— start RECORDS FOR PROCESSING —

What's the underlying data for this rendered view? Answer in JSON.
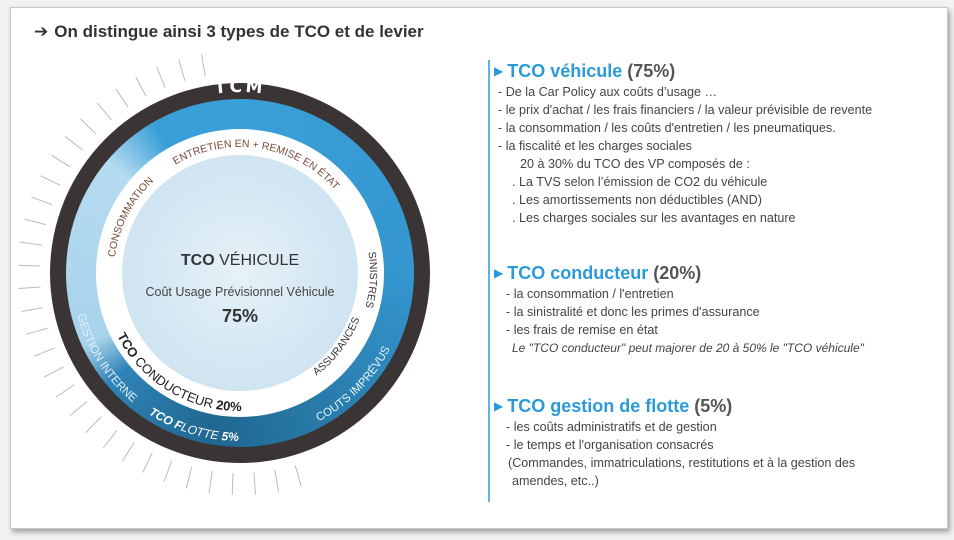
{
  "title": {
    "arrow": "➔",
    "text": "On distingue ainsi 3 types de TCO et de levier"
  },
  "diagram": {
    "outer_label": "TCM",
    "top_label": "ENTRETIEN EN + REMISE EN ÉTAT",
    "consommation": "CONSOMMATION",
    "sinistres": "SINISTRES",
    "assurances": "ASSURANCES",
    "center_title_bold": "TCO",
    "center_title": "VÉHICULE",
    "center_subtitle": "Coût Usage Prévisionnel Véhicule",
    "center_pct": "75%",
    "conducteur_bold": "TCO",
    "conducteur": "CONDUCTEUR",
    "conducteur_pct": "20%",
    "gestion_interne": "GESTION INTERNE",
    "flotte_bold": "TCO F",
    "flotte": "LOTTE",
    "flotte_pct": "5%",
    "imprevus": "COUTS IMPRÉVUS",
    "colors": {
      "outer": "#3b3434",
      "blue_light": "#a8d3ec",
      "blue": "#3a9fd8",
      "blue_dark": "#1f6790",
      "inner": "#d7e8f3"
    }
  },
  "sections": [
    {
      "label": "TCO véhicule",
      "pct": "(75%)",
      "lines": [
        "- De la Car Policy aux coûts d’usage …",
        "- le prix d'achat / les frais financiers / la valeur prévisible de revente",
        "- la consommation / les coûts d'entretien / les pneumatiques.",
        "- la fiscalité et les charges sociales",
        "20 à 30% du TCO des VP composés de :",
        ". La TVS selon l’émission de CO2 du véhicule",
        ". Les amortissements non déductibles (AND)",
        ". Les charges sociales sur les avantages en nature"
      ]
    },
    {
      "label": "TCO conducteur",
      "pct": "(20%)",
      "lines": [
        "- la consommation / l'entretien",
        "- la sinistralité et donc les primes d'assurance",
        "- les frais de remise en état",
        "Le \"TCO conducteur\" peut majorer de 20 à 50% le \"TCO véhicule\""
      ]
    },
    {
      "label": "TCO gestion de flotte",
      "pct": "(5%)",
      "lines": [
        "- les coûts administratifs et de gestion",
        "- le temps et l'organisation consacrés",
        "(Commandes, immatriculations, restitutions et à la gestion des",
        "amendes, etc..)"
      ]
    }
  ]
}
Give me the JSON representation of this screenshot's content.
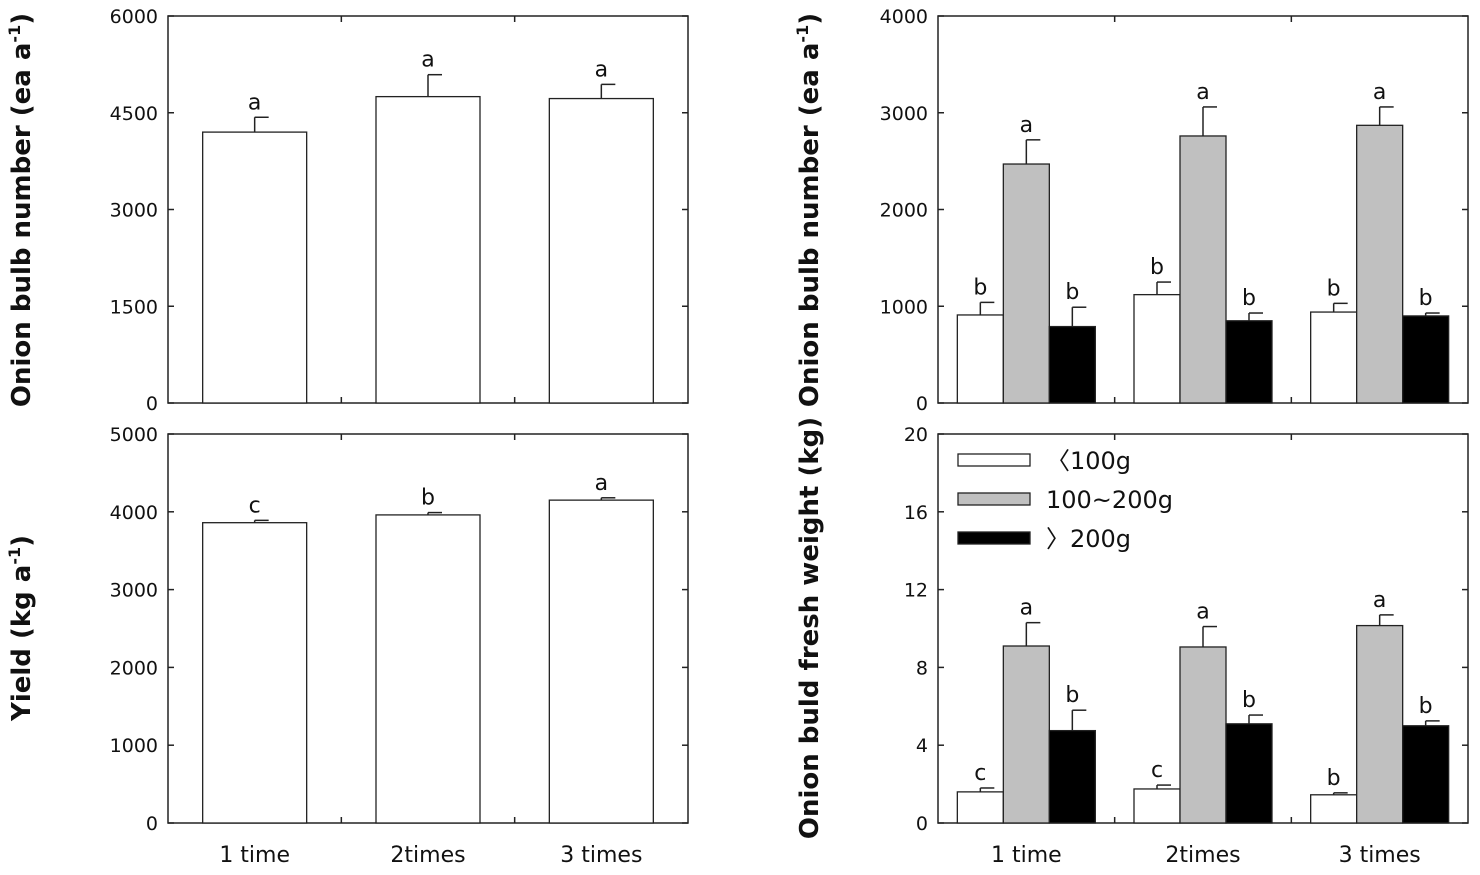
{
  "chart_data": [
    {
      "id": "top-left",
      "type": "bar",
      "categories": [
        "1 time",
        "2times",
        "3 times"
      ],
      "series": [
        {
          "name": "",
          "color": "#ffffff",
          "values": [
            4200,
            4750,
            4720
          ],
          "errors": [
            230,
            340,
            220
          ],
          "sig": [
            "a",
            "a",
            "a"
          ]
        }
      ],
      "ylabel": "Onion bulb number (ea a",
      "ylabel_sup": "-1",
      "ylabel_tail": ")",
      "ylim": [
        0,
        6000
      ],
      "yticks": [
        "0",
        "1500",
        "3000",
        "4500",
        "6000"
      ],
      "show_categories": false
    },
    {
      "id": "top-right",
      "type": "bar",
      "categories": [
        "1 time",
        "2times",
        "3 times"
      ],
      "series": [
        {
          "name": "<100g",
          "color": "#ffffff",
          "values": [
            910,
            1120,
            940
          ],
          "errors": [
            130,
            130,
            90
          ],
          "sig": [
            "b",
            "b",
            "b"
          ]
        },
        {
          "name": "100~200g",
          "color": "#c0c0c0",
          "values": [
            2470,
            2760,
            2870
          ],
          "errors": [
            250,
            300,
            190
          ],
          "sig": [
            "a",
            "a",
            "a"
          ]
        },
        {
          "name": ">200g",
          "color": "#000000",
          "values": [
            790,
            850,
            900
          ],
          "errors": [
            200,
            80,
            30
          ],
          "sig": [
            "b",
            "b",
            "b"
          ]
        }
      ],
      "ylabel": "Onion bulb number (ea a",
      "ylabel_sup": "-1",
      "ylabel_tail": ")",
      "ylim": [
        0,
        4000
      ],
      "yticks": [
        "0",
        "1000",
        "2000",
        "3000",
        "4000"
      ],
      "show_categories": false
    },
    {
      "id": "bottom-left",
      "type": "bar",
      "categories": [
        "1 time",
        "2times",
        "3 times"
      ],
      "series": [
        {
          "name": "",
          "color": "#ffffff",
          "values": [
            3860,
            3960,
            4150
          ],
          "errors": [
            30,
            30,
            30
          ],
          "sig": [
            "c",
            "b",
            "a"
          ]
        }
      ],
      "ylabel": "Yield (kg a",
      "ylabel_sup": "-1",
      "ylabel_tail": ")",
      "ylim": [
        0,
        5000
      ],
      "yticks": [
        "0",
        "1000",
        "2000",
        "3000",
        "4000",
        "5000"
      ],
      "show_categories": true
    },
    {
      "id": "bottom-right",
      "type": "bar",
      "categories": [
        "1 time",
        "2times",
        "3 times"
      ],
      "series": [
        {
          "name": "<100g",
          "color": "#ffffff",
          "values": [
            1.6,
            1.75,
            1.45
          ],
          "errors": [
            0.2,
            0.2,
            0.1
          ],
          "sig": [
            "c",
            "c",
            "b"
          ]
        },
        {
          "name": "100~200g",
          "color": "#c0c0c0",
          "values": [
            9.1,
            9.05,
            10.15
          ],
          "errors": [
            1.2,
            1.05,
            0.55
          ],
          "sig": [
            "a",
            "a",
            "a"
          ]
        },
        {
          "name": ">200g",
          "color": "#000000",
          "values": [
            4.75,
            5.1,
            5.0
          ],
          "errors": [
            1.05,
            0.45,
            0.25
          ],
          "sig": [
            "b",
            "b",
            "b"
          ]
        }
      ],
      "ylabel": "Onion buld fresh weight (kg)",
      "ylabel_sup": "",
      "ylabel_tail": "",
      "ylim": [
        0,
        20
      ],
      "yticks": [
        "0",
        "4",
        "8",
        "12",
        "16",
        "20"
      ],
      "show_categories": true,
      "legend": {
        "position": "top-left",
        "entries": [
          {
            "label": "〈100g",
            "color": "#ffffff"
          },
          {
            "label": "100~200g",
            "color": "#c0c0c0"
          },
          {
            "label": "〉200g",
            "color": "#000000"
          }
        ]
      }
    }
  ]
}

— end RECORDS FOR PROCESSING —

THE TASK – Pictures in the records above are left out; print everything else exactly as written.

EXPECTED OUTPUT –
What's the underlying data for this rendered view? Answer in JSON.
{
  "title": {
    "arrow": "➔",
    "text": "On distingue ainsi 3 types de TCO et de levier"
  },
  "diagram": {
    "outer_label": "TCM",
    "top_label": "ENTRETIEN EN + REMISE EN ÉTAT",
    "consommation": "CONSOMMATION",
    "sinistres": "SINISTRES",
    "assurances": "ASSURANCES",
    "center_title_bold": "TCO",
    "center_title": "VÉHICULE",
    "center_subtitle": "Coût Usage Prévisionnel Véhicule",
    "center_pct": "75%",
    "conducteur_bold": "TCO",
    "conducteur": "CONDUCTEUR",
    "conducteur_pct": "20%",
    "gestion_interne": "GESTION INTERNE",
    "flotte_bold": "TCO F",
    "flotte": "LOTTE",
    "flotte_pct": "5%",
    "imprevus": "COUTS IMPRÉVUS",
    "colors": {
      "outer": "#3b3434",
      "blue_light": "#a8d3ec",
      "blue": "#3a9fd8",
      "blue_dark": "#1f6790",
      "inner": "#d7e8f3"
    }
  },
  "sections": [
    {
      "label": "TCO véhicule",
      "pct": "(75%)",
      "lines": [
        "- De la Car Policy aux coûts d’usage …",
        "- le prix d'achat / les frais financiers / la valeur prévisible de revente",
        "- la consommation / les coûts d'entretien / les pneumatiques.",
        "- la fiscalité et les charges sociales",
        "20 à 30% du TCO des VP composés de :",
        ". La TVS selon l’émission de CO2 du véhicule",
        ". Les amortissements non déductibles (AND)",
        ". Les charges sociales sur les avantages en nature"
      ]
    },
    {
      "label": "TCO conducteur",
      "pct": "(20%)",
      "lines": [
        "- la consommation / l'entretien",
        "- la sinistralité et donc les primes d'assurance",
        "- les frais de remise en état",
        "Le \"TCO conducteur\" peut majorer de 20 à 50% le \"TCO véhicule\""
      ]
    },
    {
      "label": "TCO gestion de flotte",
      "pct": "(5%)",
      "lines": [
        "- les coûts administratifs et de gestion",
        "- le temps et l'organisation consacrés",
        "(Commandes, immatriculations, restitutions et à la gestion des",
        "amendes, etc..)"
      ]
    }
  ]
}
Give me the JSON representation of this screenshot's content.
{
  "chart_data": [
    {
      "id": "top-left",
      "type": "bar",
      "categories": [
        "1 time",
        "2times",
        "3 times"
      ],
      "series": [
        {
          "name": "",
          "color": "#ffffff",
          "values": [
            4200,
            4750,
            4720
          ],
          "errors": [
            230,
            340,
            220
          ],
          "sig": [
            "a",
            "a",
            "a"
          ]
        }
      ],
      "ylabel": "Onion bulb number (ea a",
      "ylabel_sup": "-1",
      "ylabel_tail": ")",
      "ylim": [
        0,
        6000
      ],
      "yticks": [
        "0",
        "1500",
        "3000",
        "4500",
        "6000"
      ],
      "show_categories": false
    },
    {
      "id": "top-right",
      "type": "bar",
      "categories": [
        "1 time",
        "2times",
        "3 times"
      ],
      "series": [
        {
          "name": "<100g",
          "color": "#ffffff",
          "values": [
            910,
            1120,
            940
          ],
          "errors": [
            130,
            130,
            90
          ],
          "sig": [
            "b",
            "b",
            "b"
          ]
        },
        {
          "name": "100~200g",
          "color": "#c0c0c0",
          "values": [
            2470,
            2760,
            2870
          ],
          "errors": [
            250,
            300,
            190
          ],
          "sig": [
            "a",
            "a",
            "a"
          ]
        },
        {
          "name": ">200g",
          "color": "#000000",
          "values": [
            790,
            850,
            900
          ],
          "errors": [
            200,
            80,
            30
          ],
          "sig": [
            "b",
            "b",
            "b"
          ]
        }
      ],
      "ylabel": "Onion bulb number (ea a",
      "ylabel_sup": "-1",
      "ylabel_tail": ")",
      "ylim": [
        0,
        4000
      ],
      "yticks": [
        "0",
        "1000",
        "2000",
        "3000",
        "4000"
      ],
      "show_categories": false
    },
    {
      "id": "bottom-left",
      "type": "bar",
      "categories": [
        "1 time",
        "2times",
        "3 times"
      ],
      "series": [
        {
          "name": "",
          "color": "#ffffff",
          "values": [
            3860,
            3960,
            4150
          ],
          "errors": [
            30,
            30,
            30
          ],
          "sig": [
            "c",
            "b",
            "a"
          ]
        }
      ],
      "ylabel": "Yield (kg a",
      "ylabel_sup": "-1",
      "ylabel_tail": ")",
      "ylim": [
        0,
        5000
      ],
      "yticks": [
        "0",
        "1000",
        "2000",
        "3000",
        "4000",
        "5000"
      ],
      "show_categories": true
    },
    {
      "id": "bottom-right",
      "type": "bar",
      "categories": [
        "1 time",
        "2times",
        "3 times"
      ],
      "series": [
        {
          "name": "<100g",
          "color": "#ffffff",
          "values": [
            1.6,
            1.75,
            1.45
          ],
          "errors": [
            0.2,
            0.2,
            0.1
          ],
          "sig": [
            "c",
            "c",
            "b"
          ]
        },
        {
          "name": "100~200g",
          "color": "#c0c0c0",
          "values": [
            9.1,
            9.05,
            10.15
          ],
          "errors": [
            1.2,
            1.05,
            0.55
          ],
          "sig": [
            "a",
            "a",
            "a"
          ]
        },
        {
          "name": ">200g",
          "color": "#000000",
          "values": [
            4.75,
            5.1,
            5.0
          ],
          "errors": [
            1.05,
            0.45,
            0.25
          ],
          "sig": [
            "b",
            "b",
            "b"
          ]
        }
      ],
      "ylabel": "Onion buld fresh weight (kg)",
      "ylabel_sup": "",
      "ylabel_tail": "",
      "ylim": [
        0,
        20
      ],
      "yticks": [
        "0",
        "4",
        "8",
        "12",
        "16",
        "20"
      ],
      "show_categories": true,
      "legend": {
        "position": "top-left",
        "entries": [
          {
            "label": "〈100g",
            "color": "#ffffff"
          },
          {
            "label": "100~200g",
            "color": "#c0c0c0"
          },
          {
            "label": "〉200g",
            "color": "#000000"
          }
        ]
      }
    }
  ]
}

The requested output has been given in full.